_Task objective_
Out of the lines below, please list those that hold the string "this".

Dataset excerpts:

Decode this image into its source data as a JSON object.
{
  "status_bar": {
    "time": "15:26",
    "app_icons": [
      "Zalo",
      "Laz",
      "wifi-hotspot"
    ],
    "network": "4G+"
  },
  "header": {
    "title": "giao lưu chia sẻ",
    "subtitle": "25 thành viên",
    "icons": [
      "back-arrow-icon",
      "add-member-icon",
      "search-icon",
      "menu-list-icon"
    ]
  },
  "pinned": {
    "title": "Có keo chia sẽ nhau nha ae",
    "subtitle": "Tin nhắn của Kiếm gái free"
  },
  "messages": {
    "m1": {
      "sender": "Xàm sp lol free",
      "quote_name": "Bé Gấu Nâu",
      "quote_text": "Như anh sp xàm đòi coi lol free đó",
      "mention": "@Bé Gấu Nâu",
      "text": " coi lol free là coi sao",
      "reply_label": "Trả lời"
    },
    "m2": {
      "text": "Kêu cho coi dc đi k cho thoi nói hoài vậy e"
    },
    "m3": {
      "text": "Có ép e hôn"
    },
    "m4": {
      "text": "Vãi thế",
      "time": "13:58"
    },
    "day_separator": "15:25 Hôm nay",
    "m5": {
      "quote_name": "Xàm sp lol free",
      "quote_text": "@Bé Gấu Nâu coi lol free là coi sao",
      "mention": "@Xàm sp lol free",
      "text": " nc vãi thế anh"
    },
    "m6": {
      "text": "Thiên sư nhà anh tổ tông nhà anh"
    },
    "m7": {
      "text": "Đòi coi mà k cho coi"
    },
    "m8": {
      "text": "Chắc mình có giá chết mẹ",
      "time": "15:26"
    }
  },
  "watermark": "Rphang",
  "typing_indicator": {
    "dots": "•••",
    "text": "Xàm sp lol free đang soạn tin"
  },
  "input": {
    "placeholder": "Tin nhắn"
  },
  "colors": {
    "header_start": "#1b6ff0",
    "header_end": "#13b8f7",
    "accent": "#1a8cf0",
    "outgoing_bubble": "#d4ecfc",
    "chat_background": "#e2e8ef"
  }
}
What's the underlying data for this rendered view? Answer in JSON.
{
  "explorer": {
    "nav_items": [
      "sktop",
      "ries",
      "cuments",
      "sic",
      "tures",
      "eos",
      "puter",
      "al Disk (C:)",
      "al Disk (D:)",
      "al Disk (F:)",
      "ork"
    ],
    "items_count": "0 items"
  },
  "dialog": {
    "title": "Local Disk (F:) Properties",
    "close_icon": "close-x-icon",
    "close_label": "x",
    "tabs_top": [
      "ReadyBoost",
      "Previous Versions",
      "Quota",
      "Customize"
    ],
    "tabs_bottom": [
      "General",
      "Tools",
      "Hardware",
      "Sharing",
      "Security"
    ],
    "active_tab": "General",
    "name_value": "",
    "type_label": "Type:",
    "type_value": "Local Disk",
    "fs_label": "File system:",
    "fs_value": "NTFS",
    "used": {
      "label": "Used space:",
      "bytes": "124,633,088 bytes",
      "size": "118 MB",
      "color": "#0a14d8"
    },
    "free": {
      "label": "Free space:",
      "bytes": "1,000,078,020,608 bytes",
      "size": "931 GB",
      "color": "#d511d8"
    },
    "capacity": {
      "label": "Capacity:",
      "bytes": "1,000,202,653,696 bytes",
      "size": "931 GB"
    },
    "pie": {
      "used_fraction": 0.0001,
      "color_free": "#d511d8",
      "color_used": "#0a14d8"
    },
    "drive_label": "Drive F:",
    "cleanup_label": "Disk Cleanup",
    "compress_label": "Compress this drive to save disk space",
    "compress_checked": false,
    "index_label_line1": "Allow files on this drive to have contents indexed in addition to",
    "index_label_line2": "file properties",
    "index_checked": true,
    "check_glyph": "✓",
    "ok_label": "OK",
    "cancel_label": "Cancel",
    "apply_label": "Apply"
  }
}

_Reply_
Decode this image into its source data as a JSON object.
What's the underlying data for this rendered view? Answer in JSON.
    "compress_label": "Compress this drive to save disk space",
    "index_label_line1": "Allow files on this drive to have contents indexed in addition to",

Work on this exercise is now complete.